# [RECORDS FOR THIS TASK]
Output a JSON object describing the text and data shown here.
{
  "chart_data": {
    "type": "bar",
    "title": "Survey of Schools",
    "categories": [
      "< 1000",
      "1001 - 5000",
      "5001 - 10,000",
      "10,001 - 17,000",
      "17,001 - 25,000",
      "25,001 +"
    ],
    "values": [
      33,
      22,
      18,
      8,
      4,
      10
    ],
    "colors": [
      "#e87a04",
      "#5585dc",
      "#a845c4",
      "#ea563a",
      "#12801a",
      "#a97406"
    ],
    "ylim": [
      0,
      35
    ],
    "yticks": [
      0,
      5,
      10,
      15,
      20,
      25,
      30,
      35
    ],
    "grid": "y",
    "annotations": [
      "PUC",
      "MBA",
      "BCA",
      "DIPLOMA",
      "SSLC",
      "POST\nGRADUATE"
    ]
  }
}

# [WHAT IS NEEDED]
Copy each record from above without leaving any out.

# [EXERCISE ANSWER]
Output a JSON object describing the text and data shown here.
{
  "chart_data": {
    "type": "bar",
    "title": "Survey of Schools",
    "categories": [
      "< 1000",
      "1001 - 5000",
      "5001 - 10,000",
      "10,001 - 17,000",
      "17,001 - 25,000",
      "25,001 +"
    ],
    "values": [
      33,
      22,
      18,
      8,
      4,
      10
    ],
    "colors": [
      "#e87a04",
      "#5585dc",
      "#a845c4",
      "#ea563a",
      "#12801a",
      "#a97406"
    ],
    "ylim": [
      0,
      35
    ],
    "yticks": [
      0,
      5,
      10,
      15,
      20,
      25,
      30,
      35
    ],
    "grid": "y",
    "annotations": [
      "PUC",
      "MBA",
      "BCA",
      "DIPLOMA",
      "SSLC",
      "POST\nGRADUATE"
    ]
  }
}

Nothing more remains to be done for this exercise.